Goal. Copy out each line of the material below that holds the string "Whitelabel".

[start of Entries provided]

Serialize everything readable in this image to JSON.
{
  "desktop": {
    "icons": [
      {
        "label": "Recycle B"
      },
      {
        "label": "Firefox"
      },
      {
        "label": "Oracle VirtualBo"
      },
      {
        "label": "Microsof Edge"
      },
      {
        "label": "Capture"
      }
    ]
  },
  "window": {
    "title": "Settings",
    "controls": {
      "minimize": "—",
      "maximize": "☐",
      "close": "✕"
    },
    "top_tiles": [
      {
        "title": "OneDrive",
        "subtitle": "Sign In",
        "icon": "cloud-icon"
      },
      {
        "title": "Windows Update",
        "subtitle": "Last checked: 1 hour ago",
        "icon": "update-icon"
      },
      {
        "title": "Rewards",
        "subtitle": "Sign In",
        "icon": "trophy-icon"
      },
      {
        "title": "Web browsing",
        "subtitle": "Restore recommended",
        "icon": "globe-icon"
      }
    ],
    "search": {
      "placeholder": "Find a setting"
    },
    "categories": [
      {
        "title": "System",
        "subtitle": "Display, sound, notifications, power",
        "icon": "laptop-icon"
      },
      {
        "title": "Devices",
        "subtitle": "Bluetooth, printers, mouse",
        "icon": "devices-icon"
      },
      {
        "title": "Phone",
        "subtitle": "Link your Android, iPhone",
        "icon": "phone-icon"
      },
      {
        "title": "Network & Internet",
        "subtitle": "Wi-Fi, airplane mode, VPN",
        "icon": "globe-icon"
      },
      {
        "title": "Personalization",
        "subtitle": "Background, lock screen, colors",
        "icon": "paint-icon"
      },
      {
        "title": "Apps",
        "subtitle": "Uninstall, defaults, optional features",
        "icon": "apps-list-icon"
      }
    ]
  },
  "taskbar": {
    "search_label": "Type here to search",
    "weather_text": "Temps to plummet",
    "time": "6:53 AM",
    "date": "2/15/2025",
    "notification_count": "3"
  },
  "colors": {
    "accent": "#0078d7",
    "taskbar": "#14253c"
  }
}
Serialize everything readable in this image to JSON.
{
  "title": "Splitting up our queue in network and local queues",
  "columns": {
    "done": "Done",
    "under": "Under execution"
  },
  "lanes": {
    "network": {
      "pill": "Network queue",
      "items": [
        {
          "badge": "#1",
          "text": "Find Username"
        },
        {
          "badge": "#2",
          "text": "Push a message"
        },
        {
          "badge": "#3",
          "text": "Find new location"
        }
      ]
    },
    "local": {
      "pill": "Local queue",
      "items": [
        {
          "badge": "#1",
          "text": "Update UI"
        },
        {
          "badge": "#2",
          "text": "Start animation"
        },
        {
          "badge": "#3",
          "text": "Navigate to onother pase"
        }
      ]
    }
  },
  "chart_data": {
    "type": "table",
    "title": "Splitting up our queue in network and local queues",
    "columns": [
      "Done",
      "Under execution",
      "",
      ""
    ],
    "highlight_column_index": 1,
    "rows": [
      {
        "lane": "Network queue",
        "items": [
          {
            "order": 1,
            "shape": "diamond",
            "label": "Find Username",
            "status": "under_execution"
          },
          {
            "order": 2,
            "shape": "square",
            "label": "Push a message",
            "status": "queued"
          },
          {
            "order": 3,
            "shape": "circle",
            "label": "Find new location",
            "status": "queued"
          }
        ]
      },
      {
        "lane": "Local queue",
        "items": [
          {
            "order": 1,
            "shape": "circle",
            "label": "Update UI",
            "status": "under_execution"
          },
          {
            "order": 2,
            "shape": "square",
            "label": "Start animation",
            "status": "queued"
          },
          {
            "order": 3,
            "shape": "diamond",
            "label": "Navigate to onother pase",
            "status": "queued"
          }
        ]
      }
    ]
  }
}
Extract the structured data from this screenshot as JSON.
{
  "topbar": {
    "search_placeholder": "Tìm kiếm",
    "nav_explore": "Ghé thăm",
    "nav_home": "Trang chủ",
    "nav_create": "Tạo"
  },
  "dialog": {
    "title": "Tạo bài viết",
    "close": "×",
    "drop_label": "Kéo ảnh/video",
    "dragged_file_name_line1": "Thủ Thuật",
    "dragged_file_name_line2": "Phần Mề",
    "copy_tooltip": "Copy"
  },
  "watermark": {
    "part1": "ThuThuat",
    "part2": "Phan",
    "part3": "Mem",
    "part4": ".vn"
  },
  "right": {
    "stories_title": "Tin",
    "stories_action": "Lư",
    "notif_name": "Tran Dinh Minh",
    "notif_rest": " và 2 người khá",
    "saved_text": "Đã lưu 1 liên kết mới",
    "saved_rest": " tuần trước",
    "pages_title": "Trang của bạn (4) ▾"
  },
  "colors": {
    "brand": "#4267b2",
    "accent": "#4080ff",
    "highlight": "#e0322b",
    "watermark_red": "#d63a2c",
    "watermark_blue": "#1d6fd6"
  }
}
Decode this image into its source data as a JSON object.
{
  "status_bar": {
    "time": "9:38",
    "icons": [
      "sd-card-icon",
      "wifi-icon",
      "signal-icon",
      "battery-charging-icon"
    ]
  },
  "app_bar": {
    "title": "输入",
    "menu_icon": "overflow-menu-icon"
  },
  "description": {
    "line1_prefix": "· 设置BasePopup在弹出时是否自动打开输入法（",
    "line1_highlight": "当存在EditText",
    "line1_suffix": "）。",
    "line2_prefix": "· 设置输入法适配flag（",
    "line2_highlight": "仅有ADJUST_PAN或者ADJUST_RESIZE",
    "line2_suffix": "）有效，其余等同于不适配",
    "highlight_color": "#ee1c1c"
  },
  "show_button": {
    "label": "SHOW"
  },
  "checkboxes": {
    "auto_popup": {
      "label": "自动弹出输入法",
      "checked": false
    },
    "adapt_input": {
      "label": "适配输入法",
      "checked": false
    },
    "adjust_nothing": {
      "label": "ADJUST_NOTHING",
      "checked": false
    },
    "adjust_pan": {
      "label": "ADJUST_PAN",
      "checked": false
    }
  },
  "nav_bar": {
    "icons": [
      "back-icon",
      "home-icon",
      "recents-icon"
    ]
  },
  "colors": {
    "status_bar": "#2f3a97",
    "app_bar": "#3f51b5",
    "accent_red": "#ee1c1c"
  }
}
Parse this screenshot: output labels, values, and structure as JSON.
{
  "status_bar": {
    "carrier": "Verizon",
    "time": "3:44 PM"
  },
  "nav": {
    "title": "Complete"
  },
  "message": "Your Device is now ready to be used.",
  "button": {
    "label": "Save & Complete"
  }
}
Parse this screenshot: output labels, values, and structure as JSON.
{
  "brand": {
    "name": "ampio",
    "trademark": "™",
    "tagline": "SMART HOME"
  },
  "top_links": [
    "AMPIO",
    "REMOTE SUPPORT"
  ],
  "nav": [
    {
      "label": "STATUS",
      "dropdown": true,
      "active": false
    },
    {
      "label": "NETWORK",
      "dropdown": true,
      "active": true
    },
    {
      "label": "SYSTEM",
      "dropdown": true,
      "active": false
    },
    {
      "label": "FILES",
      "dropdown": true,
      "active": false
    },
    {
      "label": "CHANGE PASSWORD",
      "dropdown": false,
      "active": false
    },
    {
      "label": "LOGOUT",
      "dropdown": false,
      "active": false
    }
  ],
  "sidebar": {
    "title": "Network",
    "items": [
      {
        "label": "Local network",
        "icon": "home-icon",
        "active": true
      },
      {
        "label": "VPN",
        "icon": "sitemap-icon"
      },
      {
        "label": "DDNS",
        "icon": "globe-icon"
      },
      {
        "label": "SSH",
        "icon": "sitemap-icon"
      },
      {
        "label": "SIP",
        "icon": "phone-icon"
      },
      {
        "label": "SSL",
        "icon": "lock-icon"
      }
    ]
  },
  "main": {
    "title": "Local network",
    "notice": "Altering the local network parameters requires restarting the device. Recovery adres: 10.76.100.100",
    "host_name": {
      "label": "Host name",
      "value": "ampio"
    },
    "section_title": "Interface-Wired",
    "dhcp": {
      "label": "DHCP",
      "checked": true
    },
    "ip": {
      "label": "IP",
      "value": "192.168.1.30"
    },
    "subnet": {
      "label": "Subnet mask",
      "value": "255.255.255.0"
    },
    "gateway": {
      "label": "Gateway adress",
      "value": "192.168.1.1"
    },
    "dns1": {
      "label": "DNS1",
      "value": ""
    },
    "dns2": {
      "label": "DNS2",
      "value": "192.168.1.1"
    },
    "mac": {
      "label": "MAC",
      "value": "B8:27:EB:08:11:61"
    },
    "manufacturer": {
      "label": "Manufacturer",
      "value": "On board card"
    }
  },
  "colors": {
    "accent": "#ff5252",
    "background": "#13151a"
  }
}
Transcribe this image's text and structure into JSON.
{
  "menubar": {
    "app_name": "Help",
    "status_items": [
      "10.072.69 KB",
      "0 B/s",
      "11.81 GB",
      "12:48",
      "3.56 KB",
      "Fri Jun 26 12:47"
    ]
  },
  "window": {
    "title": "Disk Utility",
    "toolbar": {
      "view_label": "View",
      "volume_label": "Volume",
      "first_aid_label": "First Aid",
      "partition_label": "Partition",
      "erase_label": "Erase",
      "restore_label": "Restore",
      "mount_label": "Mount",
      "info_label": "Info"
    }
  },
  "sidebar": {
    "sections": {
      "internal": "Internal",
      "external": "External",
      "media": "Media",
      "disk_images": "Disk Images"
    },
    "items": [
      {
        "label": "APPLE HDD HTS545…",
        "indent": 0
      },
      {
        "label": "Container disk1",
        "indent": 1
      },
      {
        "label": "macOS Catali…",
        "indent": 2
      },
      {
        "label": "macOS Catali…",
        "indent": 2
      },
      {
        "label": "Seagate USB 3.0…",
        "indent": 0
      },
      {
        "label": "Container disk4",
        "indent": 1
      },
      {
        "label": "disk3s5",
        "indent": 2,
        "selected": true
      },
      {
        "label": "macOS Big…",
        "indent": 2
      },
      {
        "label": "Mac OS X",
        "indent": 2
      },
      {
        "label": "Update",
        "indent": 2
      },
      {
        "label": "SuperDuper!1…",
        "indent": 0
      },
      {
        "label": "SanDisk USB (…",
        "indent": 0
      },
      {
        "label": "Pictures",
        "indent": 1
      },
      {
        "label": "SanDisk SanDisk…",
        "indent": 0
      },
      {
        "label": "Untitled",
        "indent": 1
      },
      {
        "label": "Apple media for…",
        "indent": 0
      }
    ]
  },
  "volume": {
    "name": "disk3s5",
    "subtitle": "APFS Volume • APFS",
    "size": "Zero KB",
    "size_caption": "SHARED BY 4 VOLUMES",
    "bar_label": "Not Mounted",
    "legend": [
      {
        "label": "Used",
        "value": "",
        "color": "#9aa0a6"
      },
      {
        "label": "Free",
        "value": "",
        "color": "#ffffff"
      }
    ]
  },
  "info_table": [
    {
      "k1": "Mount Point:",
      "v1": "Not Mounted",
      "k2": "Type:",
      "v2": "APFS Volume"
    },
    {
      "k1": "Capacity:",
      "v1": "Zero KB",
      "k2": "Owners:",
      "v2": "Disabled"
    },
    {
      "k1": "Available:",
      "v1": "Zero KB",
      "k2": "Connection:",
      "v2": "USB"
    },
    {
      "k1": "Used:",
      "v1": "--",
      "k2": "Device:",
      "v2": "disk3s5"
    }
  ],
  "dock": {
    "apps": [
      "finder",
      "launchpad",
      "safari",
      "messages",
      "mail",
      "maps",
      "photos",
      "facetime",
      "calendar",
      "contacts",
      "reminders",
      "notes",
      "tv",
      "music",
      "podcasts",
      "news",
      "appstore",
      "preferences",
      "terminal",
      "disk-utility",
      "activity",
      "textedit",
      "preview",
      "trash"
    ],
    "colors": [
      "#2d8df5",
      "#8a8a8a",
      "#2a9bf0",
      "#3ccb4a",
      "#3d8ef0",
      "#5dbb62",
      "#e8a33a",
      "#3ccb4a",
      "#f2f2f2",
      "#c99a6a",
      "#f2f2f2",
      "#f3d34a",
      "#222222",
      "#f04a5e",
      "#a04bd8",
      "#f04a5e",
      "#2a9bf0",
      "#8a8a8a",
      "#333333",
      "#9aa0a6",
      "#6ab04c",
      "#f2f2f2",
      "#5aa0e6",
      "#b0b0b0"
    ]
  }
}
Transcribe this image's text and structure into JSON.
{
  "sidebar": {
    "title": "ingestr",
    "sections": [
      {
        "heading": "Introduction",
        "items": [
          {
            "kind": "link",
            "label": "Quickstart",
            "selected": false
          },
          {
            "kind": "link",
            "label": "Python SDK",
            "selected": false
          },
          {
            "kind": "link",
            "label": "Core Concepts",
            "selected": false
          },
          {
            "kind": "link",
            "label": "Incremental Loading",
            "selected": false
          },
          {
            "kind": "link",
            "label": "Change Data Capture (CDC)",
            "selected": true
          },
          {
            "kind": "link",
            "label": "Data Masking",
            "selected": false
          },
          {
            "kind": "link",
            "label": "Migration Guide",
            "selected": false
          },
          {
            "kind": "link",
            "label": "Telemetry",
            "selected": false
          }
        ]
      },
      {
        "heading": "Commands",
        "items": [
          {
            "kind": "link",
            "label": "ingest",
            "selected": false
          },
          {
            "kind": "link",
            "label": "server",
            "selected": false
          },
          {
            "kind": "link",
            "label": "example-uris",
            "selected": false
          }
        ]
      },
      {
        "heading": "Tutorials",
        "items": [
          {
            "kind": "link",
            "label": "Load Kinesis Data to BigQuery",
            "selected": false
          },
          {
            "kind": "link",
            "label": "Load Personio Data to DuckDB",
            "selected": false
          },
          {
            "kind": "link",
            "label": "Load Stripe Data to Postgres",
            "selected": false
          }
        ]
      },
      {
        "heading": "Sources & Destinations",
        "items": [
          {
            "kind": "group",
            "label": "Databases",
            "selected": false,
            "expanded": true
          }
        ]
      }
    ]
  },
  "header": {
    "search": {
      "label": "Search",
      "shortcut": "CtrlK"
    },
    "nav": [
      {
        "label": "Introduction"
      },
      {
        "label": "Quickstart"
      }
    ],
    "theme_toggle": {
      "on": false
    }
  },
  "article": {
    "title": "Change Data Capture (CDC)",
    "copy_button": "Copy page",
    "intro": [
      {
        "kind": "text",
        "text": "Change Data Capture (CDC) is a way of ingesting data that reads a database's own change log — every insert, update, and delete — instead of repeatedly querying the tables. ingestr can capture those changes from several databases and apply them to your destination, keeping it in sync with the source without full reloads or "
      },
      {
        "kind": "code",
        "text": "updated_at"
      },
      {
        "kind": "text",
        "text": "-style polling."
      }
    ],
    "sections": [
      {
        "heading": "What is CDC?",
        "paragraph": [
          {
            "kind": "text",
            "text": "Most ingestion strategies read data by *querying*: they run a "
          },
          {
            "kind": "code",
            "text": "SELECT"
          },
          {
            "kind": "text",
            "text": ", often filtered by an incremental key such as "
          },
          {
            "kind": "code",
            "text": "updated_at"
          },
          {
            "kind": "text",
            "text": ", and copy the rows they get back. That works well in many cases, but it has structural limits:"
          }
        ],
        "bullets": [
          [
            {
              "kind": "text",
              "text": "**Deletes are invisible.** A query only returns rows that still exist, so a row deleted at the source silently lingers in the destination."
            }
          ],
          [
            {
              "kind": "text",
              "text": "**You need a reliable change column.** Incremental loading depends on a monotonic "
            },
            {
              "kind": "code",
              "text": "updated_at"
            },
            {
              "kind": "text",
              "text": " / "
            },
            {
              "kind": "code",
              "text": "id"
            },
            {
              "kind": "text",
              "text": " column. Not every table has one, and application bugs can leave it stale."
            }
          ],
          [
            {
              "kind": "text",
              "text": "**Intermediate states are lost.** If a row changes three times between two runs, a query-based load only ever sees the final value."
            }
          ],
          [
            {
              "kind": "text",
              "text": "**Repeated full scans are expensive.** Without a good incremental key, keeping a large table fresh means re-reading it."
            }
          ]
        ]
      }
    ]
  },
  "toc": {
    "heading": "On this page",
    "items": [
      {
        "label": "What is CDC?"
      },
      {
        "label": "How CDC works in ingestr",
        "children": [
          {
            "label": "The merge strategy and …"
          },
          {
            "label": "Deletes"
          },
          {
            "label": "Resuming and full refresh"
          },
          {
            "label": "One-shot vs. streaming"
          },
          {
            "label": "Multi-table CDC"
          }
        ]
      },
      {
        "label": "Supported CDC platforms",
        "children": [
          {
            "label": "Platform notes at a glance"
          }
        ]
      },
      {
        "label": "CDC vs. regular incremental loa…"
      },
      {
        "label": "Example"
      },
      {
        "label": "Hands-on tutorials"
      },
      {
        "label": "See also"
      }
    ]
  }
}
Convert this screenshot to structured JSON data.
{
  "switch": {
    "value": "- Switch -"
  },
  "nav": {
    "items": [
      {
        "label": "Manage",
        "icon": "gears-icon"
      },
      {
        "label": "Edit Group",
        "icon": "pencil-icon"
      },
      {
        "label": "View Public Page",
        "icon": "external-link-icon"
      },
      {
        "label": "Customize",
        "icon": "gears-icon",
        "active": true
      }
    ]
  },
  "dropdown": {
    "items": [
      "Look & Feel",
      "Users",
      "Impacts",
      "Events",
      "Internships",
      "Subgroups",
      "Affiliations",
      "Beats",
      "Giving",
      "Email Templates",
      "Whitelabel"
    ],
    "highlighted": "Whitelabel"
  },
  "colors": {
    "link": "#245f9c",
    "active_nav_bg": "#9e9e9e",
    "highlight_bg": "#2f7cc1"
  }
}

[end of Entries provided]

Answer.
      "Whitelabel"
    "highlighted": "Whitelabel"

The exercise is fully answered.